- The request
Copy every entry word for word. Skip the pictures.

### Data section

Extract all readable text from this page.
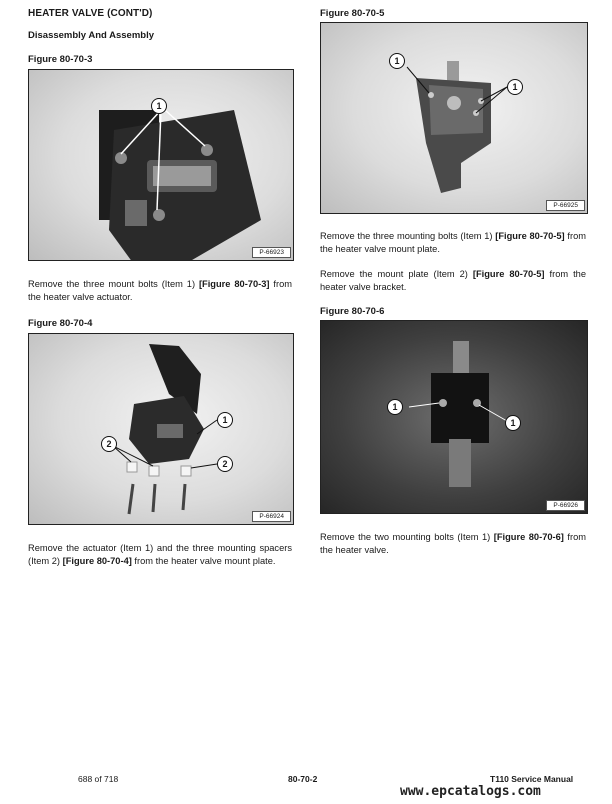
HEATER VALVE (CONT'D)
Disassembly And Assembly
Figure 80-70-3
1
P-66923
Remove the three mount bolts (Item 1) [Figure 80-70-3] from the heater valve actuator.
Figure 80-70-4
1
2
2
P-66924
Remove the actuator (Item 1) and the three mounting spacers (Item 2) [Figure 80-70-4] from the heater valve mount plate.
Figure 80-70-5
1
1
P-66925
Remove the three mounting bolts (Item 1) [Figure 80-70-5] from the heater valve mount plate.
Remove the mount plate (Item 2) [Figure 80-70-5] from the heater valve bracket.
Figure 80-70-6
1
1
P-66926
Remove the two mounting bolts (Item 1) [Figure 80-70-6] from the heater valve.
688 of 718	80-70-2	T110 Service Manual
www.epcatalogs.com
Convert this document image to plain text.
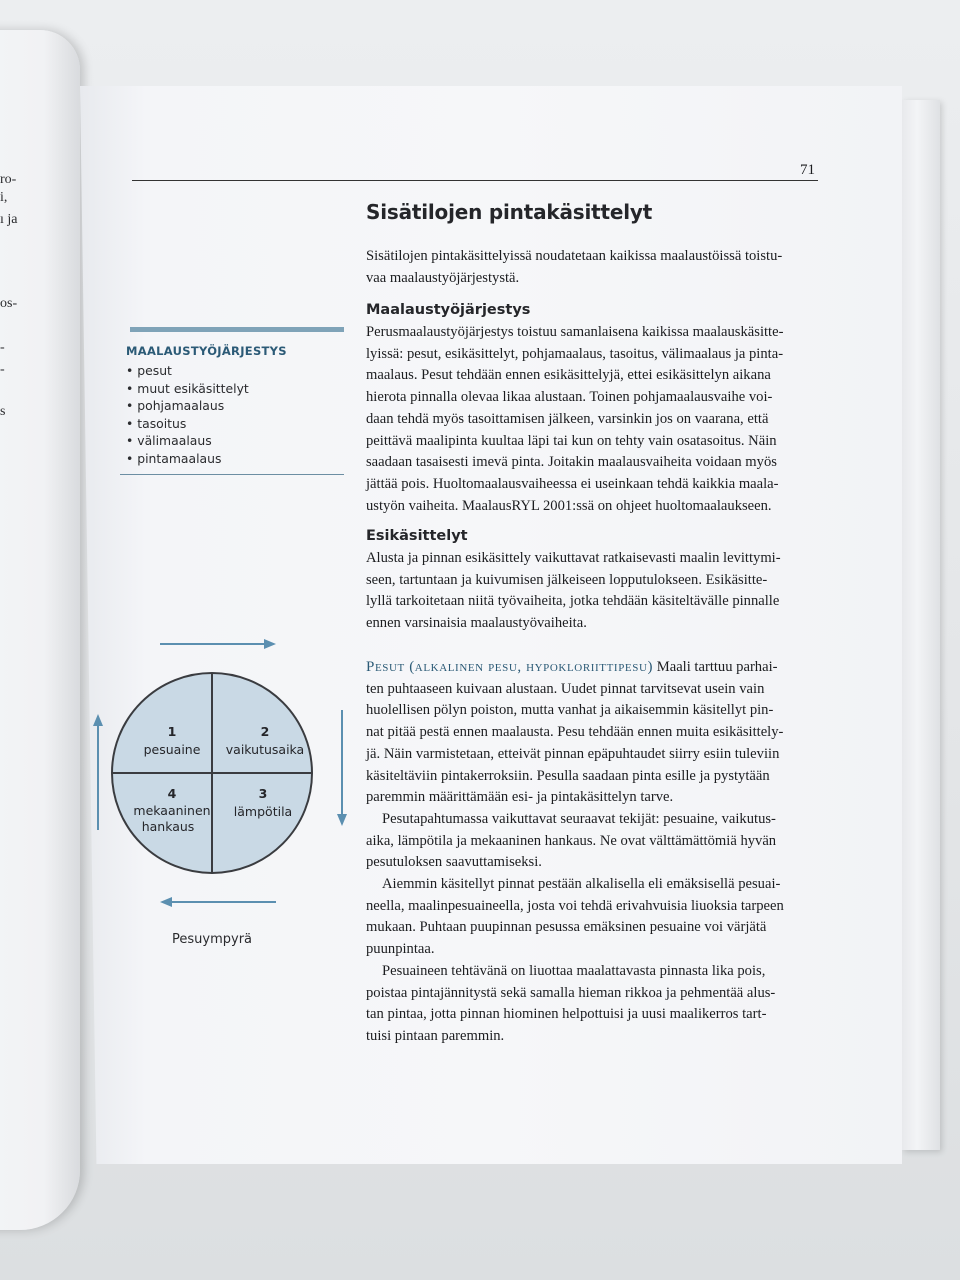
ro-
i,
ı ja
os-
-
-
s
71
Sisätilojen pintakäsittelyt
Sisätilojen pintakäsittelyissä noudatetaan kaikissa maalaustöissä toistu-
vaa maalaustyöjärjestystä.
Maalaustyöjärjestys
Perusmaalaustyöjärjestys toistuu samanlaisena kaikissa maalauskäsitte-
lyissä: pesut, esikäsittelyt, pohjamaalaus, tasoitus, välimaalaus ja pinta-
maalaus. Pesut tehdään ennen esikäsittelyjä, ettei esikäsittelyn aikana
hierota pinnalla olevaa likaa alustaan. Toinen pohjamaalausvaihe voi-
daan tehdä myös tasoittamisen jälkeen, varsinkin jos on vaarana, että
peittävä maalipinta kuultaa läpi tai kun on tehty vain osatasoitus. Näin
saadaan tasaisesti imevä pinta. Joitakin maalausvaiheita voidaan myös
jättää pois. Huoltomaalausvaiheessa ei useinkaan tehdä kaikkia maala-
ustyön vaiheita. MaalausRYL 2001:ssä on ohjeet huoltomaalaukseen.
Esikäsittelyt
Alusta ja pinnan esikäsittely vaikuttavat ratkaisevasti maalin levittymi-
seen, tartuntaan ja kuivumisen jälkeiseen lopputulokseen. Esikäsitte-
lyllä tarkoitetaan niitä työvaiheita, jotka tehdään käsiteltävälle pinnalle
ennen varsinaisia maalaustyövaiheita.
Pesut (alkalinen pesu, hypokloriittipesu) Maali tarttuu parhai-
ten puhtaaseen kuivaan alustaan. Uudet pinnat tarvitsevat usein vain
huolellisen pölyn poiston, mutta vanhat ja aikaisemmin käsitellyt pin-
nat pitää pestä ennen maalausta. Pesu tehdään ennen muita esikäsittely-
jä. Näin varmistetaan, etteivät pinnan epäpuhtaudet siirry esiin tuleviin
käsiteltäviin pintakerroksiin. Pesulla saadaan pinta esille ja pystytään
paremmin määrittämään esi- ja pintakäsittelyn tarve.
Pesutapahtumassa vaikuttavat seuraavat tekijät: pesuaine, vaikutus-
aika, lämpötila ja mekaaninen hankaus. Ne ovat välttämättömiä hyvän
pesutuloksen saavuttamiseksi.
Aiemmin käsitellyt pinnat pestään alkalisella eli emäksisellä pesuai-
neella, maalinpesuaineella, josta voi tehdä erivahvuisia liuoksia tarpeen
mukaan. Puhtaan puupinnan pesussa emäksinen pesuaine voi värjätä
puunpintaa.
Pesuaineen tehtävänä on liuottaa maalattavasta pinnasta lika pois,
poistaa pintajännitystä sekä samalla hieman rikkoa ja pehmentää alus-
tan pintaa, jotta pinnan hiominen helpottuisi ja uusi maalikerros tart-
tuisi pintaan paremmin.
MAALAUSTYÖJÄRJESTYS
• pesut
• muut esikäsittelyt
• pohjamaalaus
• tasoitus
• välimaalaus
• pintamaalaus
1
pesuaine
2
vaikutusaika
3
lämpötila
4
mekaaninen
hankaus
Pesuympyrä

######

- Result
Extract all readable text from this page.
HEATER VALVE (CONT'D)
Disassembly And Assembly
Figure 80-70-3
1
P-66923
Remove the three mount bolts (Item 1) [Figure 80-70-3] from the heater valve actuator.
Figure 80-70-4
1
2
2
P-66924
Remove the actuator (Item 1) and the three mounting spacers (Item 2) [Figure 80-70-4] from the heater valve mount plate.
Figure 80-70-5
1
1
P-66925
Remove the three mounting bolts (Item 1) [Figure 80-70-5] from the heater valve mount plate.
Remove the mount plate (Item 2) [Figure 80-70-5] from the heater valve bracket.
Figure 80-70-6
1
1
P-66926
Remove the two mounting bolts (Item 1) [Figure 80-70-6] from the heater valve.
688 of 718	80-70-2	T110 Service Manual
www.epcatalogs.com
Convert this document image to plain text.
ro-
i,
ı ja
os-
-
-
s
71
Sisätilojen pintakäsittelyt
Sisätilojen pintakäsittelyissä noudatetaan kaikissa maalaustöissä toistu-
vaa maalaustyöjärjestystä.
Maalaustyöjärjestys
Perusmaalaustyöjärjestys toistuu samanlaisena kaikissa maalauskäsitte-
lyissä: pesut, esikäsittelyt, pohjamaalaus, tasoitus, välimaalaus ja pinta-
maalaus. Pesut tehdään ennen esikäsittelyjä, ettei esikäsittelyn aikana
hierota pinnalla olevaa likaa alustaan. Toinen pohjamaalausvaihe voi-
daan tehdä myös tasoittamisen jälkeen, varsinkin jos on vaarana, että
peittävä maalipinta kuultaa läpi tai kun on tehty vain osatasoitus. Näin
saadaan tasaisesti imevä pinta. Joitakin maalausvaiheita voidaan myös
jättää pois. Huoltomaalausvaiheessa ei useinkaan tehdä kaikkia maala-
ustyön vaiheita. MaalausRYL 2001:ssä on ohjeet huoltomaalaukseen.
Esikäsittelyt
Alusta ja pinnan esikäsittely vaikuttavat ratkaisevasti maalin levittymi-
seen, tartuntaan ja kuivumisen jälkeiseen lopputulokseen. Esikäsitte-
lyllä tarkoitetaan niitä työvaiheita, jotka tehdään käsiteltävälle pinnalle
ennen varsinaisia maalaustyövaiheita.
Pesut (alkalinen pesu, hypokloriittipesu) Maali tarttuu parhai-
ten puhtaaseen kuivaan alustaan. Uudet pinnat tarvitsevat usein vain
huolellisen pölyn poiston, mutta vanhat ja aikaisemmin käsitellyt pin-
nat pitää pestä ennen maalausta. Pesu tehdään ennen muita esikäsittely-
jä. Näin varmistetaan, etteivät pinnan epäpuhtaudet siirry esiin tuleviin
käsiteltäviin pintakerroksiin. Pesulla saadaan pinta esille ja pystytään
paremmin määrittämään esi- ja pintakäsittelyn tarve.
Pesutapahtumassa vaikuttavat seuraavat tekijät: pesuaine, vaikutus-
aika, lämpötila ja mekaaninen hankaus. Ne ovat välttämättömiä hyvän
pesutuloksen saavuttamiseksi.
Aiemmin käsitellyt pinnat pestään alkalisella eli emäksisellä pesuai-
neella, maalinpesuaineella, josta voi tehdä erivahvuisia liuoksia tarpeen
mukaan. Puhtaan puupinnan pesussa emäksinen pesuaine voi värjätä
puunpintaa.
Pesuaineen tehtävänä on liuottaa maalattavasta pinnasta lika pois,
poistaa pintajännitystä sekä samalla hieman rikkoa ja pehmentää alus-
tan pintaa, jotta pinnan hiominen helpottuisi ja uusi maalikerros tart-
tuisi pintaan paremmin.
MAALAUSTYÖJÄRJESTYS
• pesut
• muut esikäsittelyt
• pohjamaalaus
• tasoitus
• välimaalaus
• pintamaalaus
1
pesuaine
2
vaikutusaika
3
lämpötila
4
mekaaninen
hankaus
Pesuympyrä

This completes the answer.